GIVEN ENTRIES:

— BEGIN —

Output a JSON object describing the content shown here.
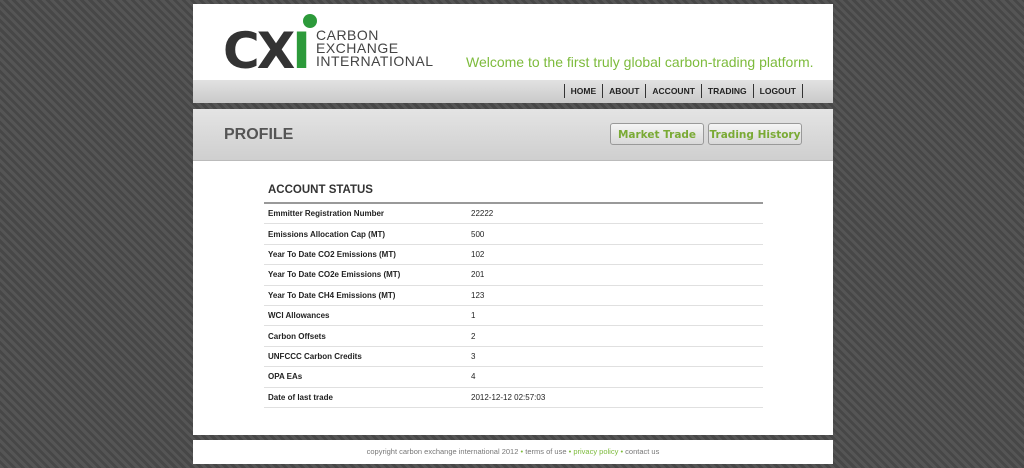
{
  "logo": {
    "mark": "CX",
    "mark_i": "I",
    "line1": "CARBON",
    "line2": "EXCHANGE",
    "line3": "INTERNATIONAL"
  },
  "tagline": "Welcome to the first truly global carbon-trading platform.",
  "nav": [
    "HOME",
    "ABOUT",
    "ACCOUNT",
    "TRADING",
    "LOGOUT"
  ],
  "page_title": "PROFILE",
  "buttons": {
    "market_trade": "Market Trade",
    "trading_history": "Trading History"
  },
  "account_status": {
    "title": "ACCOUNT STATUS",
    "rows": [
      {
        "label": "Emmitter Registration Number",
        "value": "22222"
      },
      {
        "label": "Emissions Allocation Cap (MT)",
        "value": "500"
      },
      {
        "label": "Year To Date CO2 Emissions (MT)",
        "value": "102"
      },
      {
        "label": "Year To Date CO2e Emissions (MT)",
        "value": "201"
      },
      {
        "label": "Year To Date CH4 Emissions (MT)",
        "value": "123"
      },
      {
        "label": "WCI Allowances",
        "value": "1"
      },
      {
        "label": "Carbon Offsets",
        "value": "2"
      },
      {
        "label": "UNFCCC Carbon Credits",
        "value": "3"
      },
      {
        "label": "OPA EAs",
        "value": "4"
      },
      {
        "label": "Date of last trade",
        "value": "2012-12-12 02:57:03"
      }
    ]
  },
  "footer": {
    "copyright": "copyright carbon exchange international 2012",
    "terms": "terms of use",
    "privacy": "privacy policy",
    "contact": "contact us",
    "separator": "•"
  },
  "colors": {
    "accent_green": "#7dbb3c",
    "logo_green": "#2c9a3a"
  }
}
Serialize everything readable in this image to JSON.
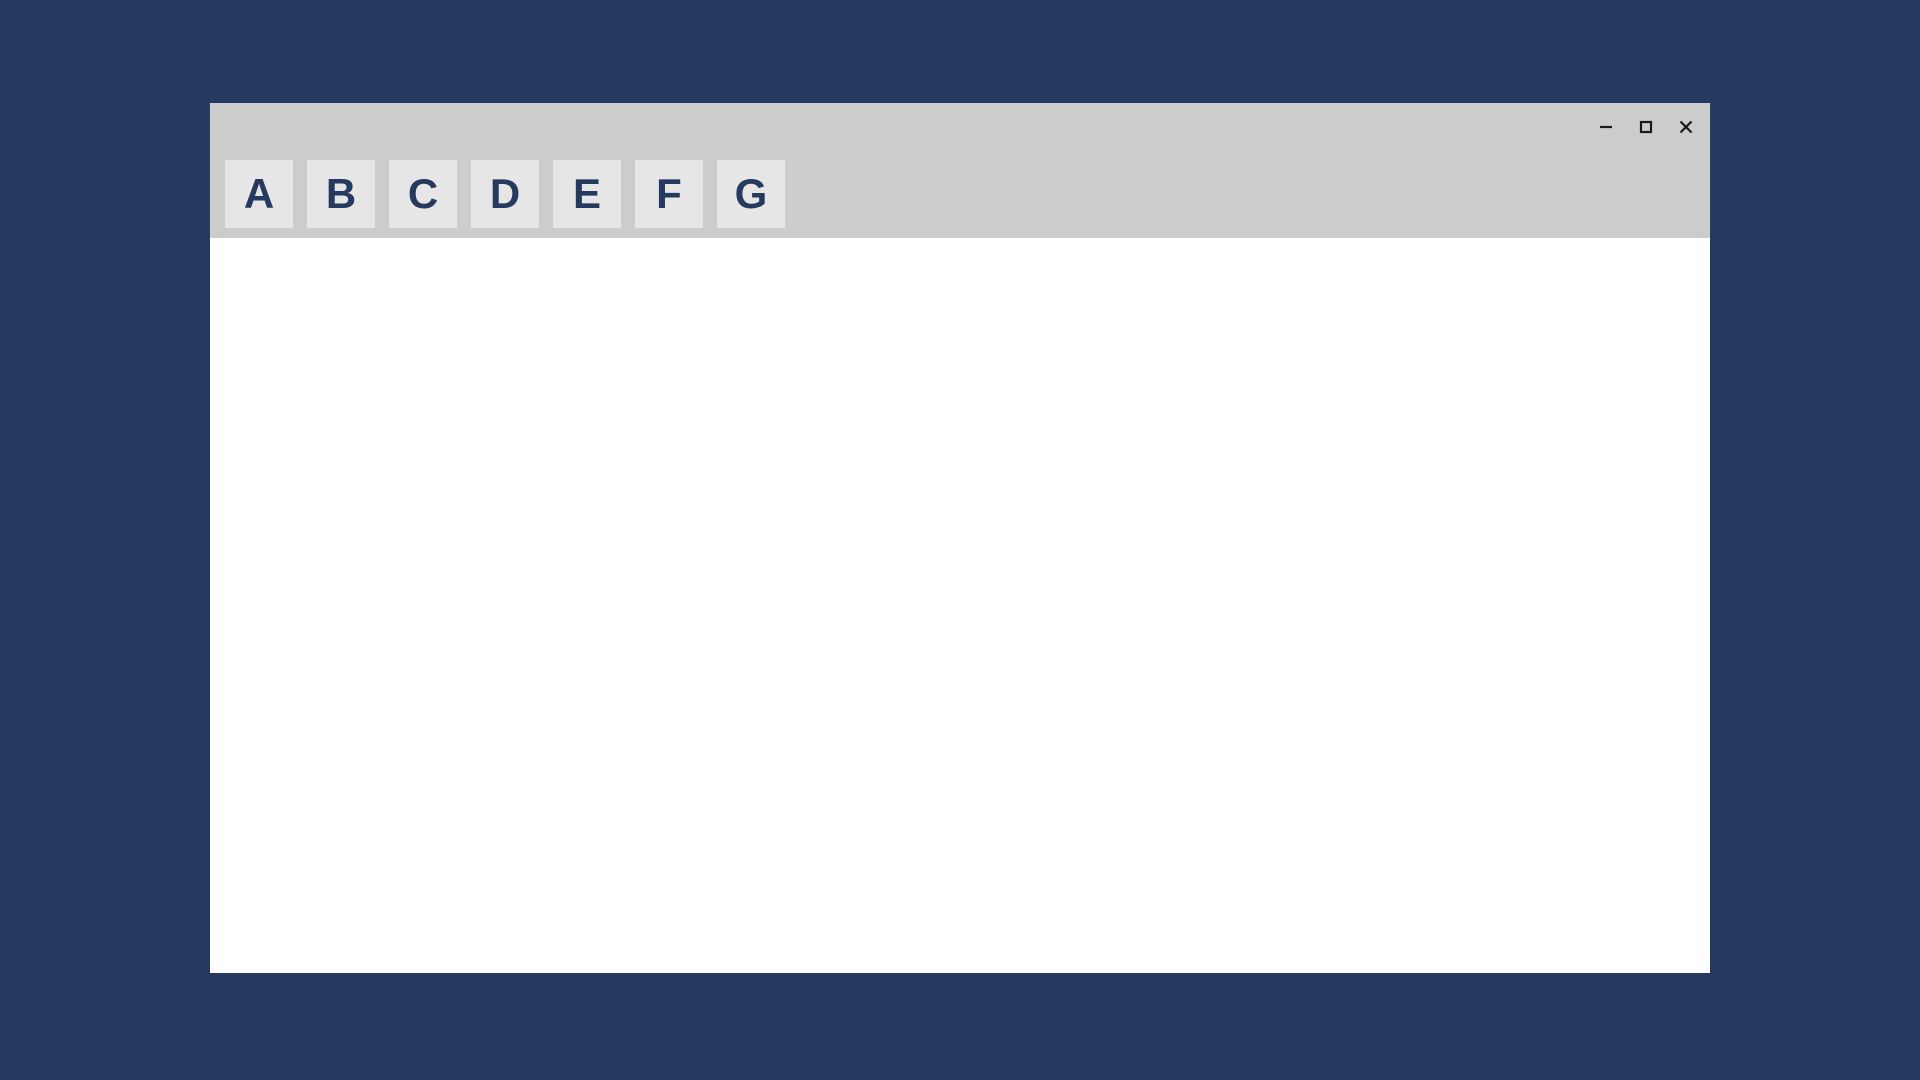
{
  "toolbar": {
    "buttons": [
      {
        "label": "A"
      },
      {
        "label": "B"
      },
      {
        "label": "C"
      },
      {
        "label": "D"
      },
      {
        "label": "E"
      },
      {
        "label": "F"
      },
      {
        "label": "G"
      }
    ]
  },
  "colors": {
    "background": "#253a5e",
    "titlebar": "#cccccc",
    "button_bg": "#e6e6e6",
    "button_fg": "#253a5e",
    "content_bg": "#ffffff"
  }
}
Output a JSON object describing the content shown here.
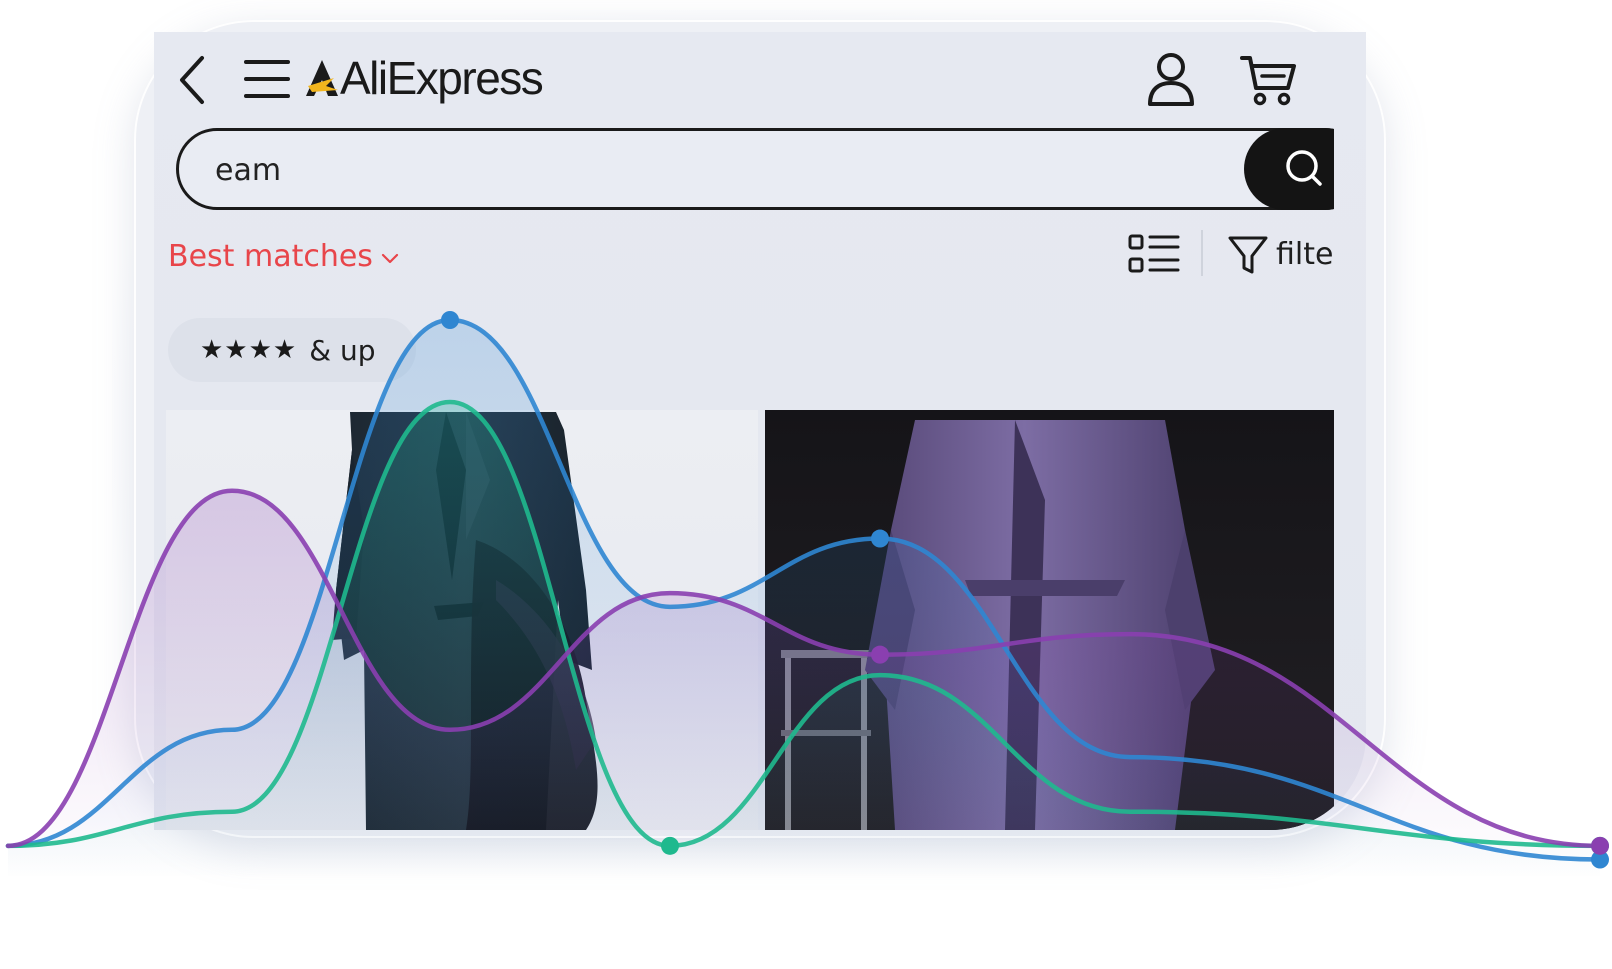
{
  "header": {
    "logo_text": "AliExpress",
    "icons": {
      "back": "back-arrow-icon",
      "menu": "hamburger-menu-icon",
      "account": "user-account-icon",
      "cart": "shopping-cart-icon"
    }
  },
  "search": {
    "value": "eam",
    "button_icon": "search-icon"
  },
  "sort": {
    "label": "Best matches",
    "caret_icon": "chevron-down-icon"
  },
  "toolbar": {
    "view_icon": "list-view-icon",
    "filter_icon": "funnel-filter-icon",
    "filter_label": "filte"
  },
  "rating_filter": {
    "stars": "★★★★",
    "label": "& up"
  },
  "products": [
    {
      "name": "dark-coat-with-tulle-hem"
    },
    {
      "name": "purple-oversized-trench-coat"
    }
  ],
  "colors": {
    "accent_red": "#e8454a",
    "search_button": "#141414",
    "series_blue": "#2f86d1",
    "series_green": "#1fb98e",
    "series_purple": "#8a3fb0"
  },
  "chart_data": {
    "type": "line",
    "series": [
      {
        "color": "#2f86d1",
        "values": [
          0.05,
          0.22,
          0.82,
          0.4,
          0.5,
          0.18,
          0.03
        ]
      },
      {
        "color": "#1fb98e",
        "values": [
          0.05,
          0.1,
          0.7,
          0.05,
          0.3,
          0.1,
          0.05
        ]
      },
      {
        "color": "#8a3fb0",
        "values": [
          0.05,
          0.57,
          0.22,
          0.42,
          0.33,
          0.36,
          0.05
        ]
      }
    ],
    "highlighted_points": [
      {
        "series": 0,
        "index": 2
      },
      {
        "series": 0,
        "index": 4
      },
      {
        "series": 0,
        "index": 6
      },
      {
        "series": 1,
        "index": 3
      },
      {
        "series": 1,
        "index": 6
      },
      {
        "series": 2,
        "index": 4
      },
      {
        "series": 2,
        "index": 6
      }
    ],
    "grid": false,
    "axes_visible": false
  }
}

— END —

EXERCISE DIRECTIONS:
Transcribe each line above verbatim, with the pictures left out.

FINAL RESULT:
Output a JSON object describing the content shown here.
{
  "logo": {
    "mark": "CX",
    "mark_i": "I",
    "line1": "CARBON",
    "line2": "EXCHANGE",
    "line3": "INTERNATIONAL"
  },
  "tagline": "Welcome to the first truly global carbon-trading platform.",
  "nav": [
    "HOME",
    "ABOUT",
    "ACCOUNT",
    "TRADING",
    "LOGOUT"
  ],
  "page_title": "PROFILE",
  "buttons": {
    "market_trade": "Market Trade",
    "trading_history": "Trading History"
  },
  "account_status": {
    "title": "ACCOUNT STATUS",
    "rows": [
      {
        "label": "Emmitter Registration Number",
        "value": "22222"
      },
      {
        "label": "Emissions Allocation Cap (MT)",
        "value": "500"
      },
      {
        "label": "Year To Date CO2 Emissions (MT)",
        "value": "102"
      },
      {
        "label": "Year To Date CO2e Emissions (MT)",
        "value": "201"
      },
      {
        "label": "Year To Date CH4 Emissions (MT)",
        "value": "123"
      },
      {
        "label": "WCI Allowances",
        "value": "1"
      },
      {
        "label": "Carbon Offsets",
        "value": "2"
      },
      {
        "label": "UNFCCC Carbon Credits",
        "value": "3"
      },
      {
        "label": "OPA EAs",
        "value": "4"
      },
      {
        "label": "Date of last trade",
        "value": "2012-12-12 02:57:03"
      }
    ]
  },
  "footer": {
    "copyright": "copyright carbon exchange international 2012",
    "terms": "terms of use",
    "privacy": "privacy policy",
    "contact": "contact us",
    "separator": "•"
  },
  "colors": {
    "accent_green": "#7dbb3c",
    "logo_green": "#2c9a3a"
  }
}
Serialize everything readable in this image to JSON.
{
  "toolbar": {
    "buttons": [
      {
        "label": "A"
      },
      {
        "label": "B"
      },
      {
        "label": "C"
      },
      {
        "label": "D"
      },
      {
        "label": "E"
      },
      {
        "label": "F"
      },
      {
        "label": "G"
      }
    ]
  },
  "colors": {
    "background": "#253a5e",
    "titlebar": "#cccccc",
    "button_bg": "#e6e6e6",
    "button_fg": "#253a5e",
    "content_bg": "#ffffff"
  }
}
Output a JSON object describing the content shown here.
{
  "header": {
    "logo_text": "AliExpress",
    "icons": {
      "back": "back-arrow-icon",
      "menu": "hamburger-menu-icon",
      "account": "user-account-icon",
      "cart": "shopping-cart-icon"
    }
  },
  "search": {
    "value": "eam",
    "button_icon": "search-icon"
  },
  "sort": {
    "label": "Best matches",
    "caret_icon": "chevron-down-icon"
  },
  "toolbar": {
    "view_icon": "list-view-icon",
    "filter_icon": "funnel-filter-icon",
    "filter_label": "filte"
  },
  "rating_filter": {
    "stars": "★★★★",
    "label": "& up"
  },
  "products": [
    {
      "name": "dark-coat-with-tulle-hem"
    },
    {
      "name": "purple-oversized-trench-coat"
    }
  ],
  "colors": {
    "accent_red": "#e8454a",
    "search_button": "#141414",
    "series_blue": "#2f86d1",
    "series_green": "#1fb98e",
    "series_purple": "#8a3fb0"
  },
  "chart_data": {
    "type": "line",
    "series": [
      {
        "color": "#2f86d1",
        "values": [
          0.05,
          0.22,
          0.82,
          0.4,
          0.5,
          0.18,
          0.03
        ]
      },
      {
        "color": "#1fb98e",
        "values": [
          0.05,
          0.1,
          0.7,
          0.05,
          0.3,
          0.1,
          0.05
        ]
      },
      {
        "color": "#8a3fb0",
        "values": [
          0.05,
          0.57,
          0.22,
          0.42,
          0.33,
          0.36,
          0.05
        ]
      }
    ],
    "highlighted_points": [
      {
        "series": 0,
        "index": 2
      },
      {
        "series": 0,
        "index": 4
      },
      {
        "series": 0,
        "index": 6
      },
      {
        "series": 1,
        "index": 3
      },
      {
        "series": 1,
        "index": 6
      },
      {
        "series": 2,
        "index": 4
      },
      {
        "series": 2,
        "index": 6
      }
    ],
    "grid": false,
    "axes_visible": false
  }
}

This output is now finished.